== PROBLEM REQUIREMENTS ==
What is needed is the complete listing, repeated exactly.
● ● ● ● ● ● ●
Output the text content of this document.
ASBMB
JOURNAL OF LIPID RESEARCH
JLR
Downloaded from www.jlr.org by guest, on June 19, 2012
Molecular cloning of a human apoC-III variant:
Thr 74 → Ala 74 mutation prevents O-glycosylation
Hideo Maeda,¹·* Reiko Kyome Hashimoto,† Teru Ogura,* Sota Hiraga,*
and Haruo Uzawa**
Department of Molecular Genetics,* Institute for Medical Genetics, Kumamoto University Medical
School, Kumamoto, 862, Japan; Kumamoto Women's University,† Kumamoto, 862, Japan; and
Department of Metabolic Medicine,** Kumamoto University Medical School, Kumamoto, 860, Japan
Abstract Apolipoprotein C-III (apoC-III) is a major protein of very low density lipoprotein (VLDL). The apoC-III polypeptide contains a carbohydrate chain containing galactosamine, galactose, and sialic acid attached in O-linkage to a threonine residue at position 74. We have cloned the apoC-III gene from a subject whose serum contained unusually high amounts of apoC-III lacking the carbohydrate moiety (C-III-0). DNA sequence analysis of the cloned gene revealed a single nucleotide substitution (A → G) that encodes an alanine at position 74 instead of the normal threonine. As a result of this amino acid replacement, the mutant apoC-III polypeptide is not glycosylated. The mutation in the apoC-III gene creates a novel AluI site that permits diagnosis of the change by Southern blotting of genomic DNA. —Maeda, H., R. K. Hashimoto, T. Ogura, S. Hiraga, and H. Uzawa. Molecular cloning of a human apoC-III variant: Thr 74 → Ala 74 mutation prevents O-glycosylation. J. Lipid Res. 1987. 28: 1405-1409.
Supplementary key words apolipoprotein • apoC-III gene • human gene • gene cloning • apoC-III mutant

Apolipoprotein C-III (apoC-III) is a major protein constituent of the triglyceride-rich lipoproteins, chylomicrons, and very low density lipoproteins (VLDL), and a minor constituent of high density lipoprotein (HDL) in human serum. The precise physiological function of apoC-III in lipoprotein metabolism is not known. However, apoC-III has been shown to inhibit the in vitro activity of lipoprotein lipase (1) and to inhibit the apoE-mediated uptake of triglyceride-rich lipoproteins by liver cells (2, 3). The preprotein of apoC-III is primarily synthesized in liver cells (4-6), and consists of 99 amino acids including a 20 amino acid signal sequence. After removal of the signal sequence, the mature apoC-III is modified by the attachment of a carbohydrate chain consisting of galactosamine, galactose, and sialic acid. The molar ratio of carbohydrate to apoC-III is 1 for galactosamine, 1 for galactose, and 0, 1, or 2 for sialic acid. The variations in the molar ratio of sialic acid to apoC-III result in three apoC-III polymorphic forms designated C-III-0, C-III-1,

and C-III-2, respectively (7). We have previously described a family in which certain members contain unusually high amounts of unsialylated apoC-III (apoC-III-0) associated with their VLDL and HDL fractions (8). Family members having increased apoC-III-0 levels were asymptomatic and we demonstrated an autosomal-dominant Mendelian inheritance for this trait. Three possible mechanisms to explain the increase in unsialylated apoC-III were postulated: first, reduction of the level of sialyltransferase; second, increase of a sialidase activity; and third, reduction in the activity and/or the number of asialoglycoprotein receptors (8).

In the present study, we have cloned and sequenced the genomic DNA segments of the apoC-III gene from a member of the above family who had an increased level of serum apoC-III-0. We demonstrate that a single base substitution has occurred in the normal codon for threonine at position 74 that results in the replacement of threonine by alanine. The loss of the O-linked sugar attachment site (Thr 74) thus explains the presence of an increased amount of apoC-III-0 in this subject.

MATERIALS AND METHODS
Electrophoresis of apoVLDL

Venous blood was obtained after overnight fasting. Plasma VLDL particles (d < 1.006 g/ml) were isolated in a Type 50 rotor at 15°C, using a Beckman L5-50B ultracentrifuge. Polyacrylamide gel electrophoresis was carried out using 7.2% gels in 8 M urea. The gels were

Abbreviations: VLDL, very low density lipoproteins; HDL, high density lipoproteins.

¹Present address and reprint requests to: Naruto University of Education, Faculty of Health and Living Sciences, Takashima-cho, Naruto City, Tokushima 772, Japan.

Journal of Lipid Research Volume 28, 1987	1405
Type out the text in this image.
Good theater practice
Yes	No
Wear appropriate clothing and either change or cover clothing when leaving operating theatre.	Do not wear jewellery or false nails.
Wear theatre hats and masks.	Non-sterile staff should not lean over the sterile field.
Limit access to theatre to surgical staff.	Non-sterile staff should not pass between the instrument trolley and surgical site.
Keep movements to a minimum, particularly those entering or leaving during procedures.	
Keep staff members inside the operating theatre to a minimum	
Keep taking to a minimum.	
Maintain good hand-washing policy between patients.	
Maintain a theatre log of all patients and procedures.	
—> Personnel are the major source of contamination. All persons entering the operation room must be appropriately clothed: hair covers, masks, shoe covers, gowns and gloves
● ● ● ● ● ● ●
== PROBLEM SOLUTION ==
Output the text content of this document.
ASBMB
JOURNAL OF LIPID RESEARCH
JLR
Downloaded from www.jlr.org by guest, on June 19, 2012
Molecular cloning of a human apoC-III variant:
Thr 74 → Ala 74 mutation prevents O-glycosylation
Hideo Maeda,¹·* Reiko Kyome Hashimoto,† Teru Ogura,* Sota Hiraga,*
and Haruo Uzawa**
Department of Molecular Genetics,* Institute for Medical Genetics, Kumamoto University Medical
School, Kumamoto, 862, Japan; Kumamoto Women's University,† Kumamoto, 862, Japan; and
Department of Metabolic Medicine,** Kumamoto University Medical School, Kumamoto, 860, Japan
Abstract Apolipoprotein C-III (apoC-III) is a major protein of very low density lipoprotein (VLDL). The apoC-III polypeptide contains a carbohydrate chain containing galactosamine, galactose, and sialic acid attached in O-linkage to a threonine residue at position 74. We have cloned the apoC-III gene from a subject whose serum contained unusually high amounts of apoC-III lacking the carbohydrate moiety (C-III-0). DNA sequence analysis of the cloned gene revealed a single nucleotide substitution (A → G) that encodes an alanine at position 74 instead of the normal threonine. As a result of this amino acid replacement, the mutant apoC-III polypeptide is not glycosylated. The mutation in the apoC-III gene creates a novel AluI site that permits diagnosis of the change by Southern blotting of genomic DNA. —Maeda, H., R. K. Hashimoto, T. Ogura, S. Hiraga, and H. Uzawa. Molecular cloning of a human apoC-III variant: Thr 74 → Ala 74 mutation prevents O-glycosylation. J. Lipid Res. 1987. 28: 1405-1409.
Supplementary key words apolipoprotein • apoC-III gene • human gene • gene cloning • apoC-III mutant

Apolipoprotein C-III (apoC-III) is a major protein constituent of the triglyceride-rich lipoproteins, chylomicrons, and very low density lipoproteins (VLDL), and a minor constituent of high density lipoprotein (HDL) in human serum. The precise physiological function of apoC-III in lipoprotein metabolism is not known. However, apoC-III has been shown to inhibit the in vitro activity of lipoprotein lipase (1) and to inhibit the apoE-mediated uptake of triglyceride-rich lipoproteins by liver cells (2, 3). The preprotein of apoC-III is primarily synthesized in liver cells (4-6), and consists of 99 amino acids including a 20 amino acid signal sequence. After removal of the signal sequence, the mature apoC-III is modified by the attachment of a carbohydrate chain consisting of galactosamine, galactose, and sialic acid. The molar ratio of carbohydrate to apoC-III is 1 for galactosamine, 1 for galactose, and 0, 1, or 2 for sialic acid. The variations in the molar ratio of sialic acid to apoC-III result in three apoC-III polymorphic forms designated C-III-0, C-III-1,

and C-III-2, respectively (7). We have previously described a family in which certain members contain unusually high amounts of unsialylated apoC-III (apoC-III-0) associated with their VLDL and HDL fractions (8). Family members having increased apoC-III-0 levels were asymptomatic and we demonstrated an autosomal-dominant Mendelian inheritance for this trait. Three possible mechanisms to explain the increase in unsialylated apoC-III were postulated: first, reduction of the level of sialyltransferase; second, increase of a sialidase activity; and third, reduction in the activity and/or the number of asialoglycoprotein receptors (8).

In the present study, we have cloned and sequenced the genomic DNA segments of the apoC-III gene from a member of the above family who had an increased level of serum apoC-III-0. We demonstrate that a single base substitution has occurred in the normal codon for threonine at position 74 that results in the replacement of threonine by alanine. The loss of the O-linked sugar attachment site (Thr 74) thus explains the presence of an increased amount of apoC-III-0 in this subject.

MATERIALS AND METHODS
Electrophoresis of apoVLDL

Venous blood was obtained after overnight fasting. Plasma VLDL particles (d < 1.006 g/ml) were isolated in a Type 50 rotor at 15°C, using a Beckman L5-50B ultracentrifuge. Polyacrylamide gel electrophoresis was carried out using 7.2% gels in 8 M urea. The gels were

Abbreviations: VLDL, very low density lipoproteins; HDL, high density lipoproteins.

¹Present address and reprint requests to: Naruto University of Education, Faculty of Health and Living Sciences, Takashima-cho, Naruto City, Tokushima 772, Japan.

Journal of Lipid Research Volume 28, 1987	1405
Type out the text in this image.
Good theater practice
Yes	No
Wear appropriate clothing and either change or cover clothing when leaving operating theatre.	Do not wear jewellery or false nails.
Wear theatre hats and masks.	Non-sterile staff should not lean over the sterile field.
Limit access to theatre to surgical staff.	Non-sterile staff should not pass between the instrument trolley and surgical site.
Keep movements to a minimum, particularly those entering or leaving during procedures.	
Keep staff members inside the operating theatre to a minimum	
Keep taking to a minimum.	
Maintain good hand-washing policy between patients.	
Maintain a theatre log of all patients and procedures.	
—> Personnel are the major source of contamination. All persons entering the operation room must be appropriately clothed: hair covers, masks, shoe covers, gowns and gloves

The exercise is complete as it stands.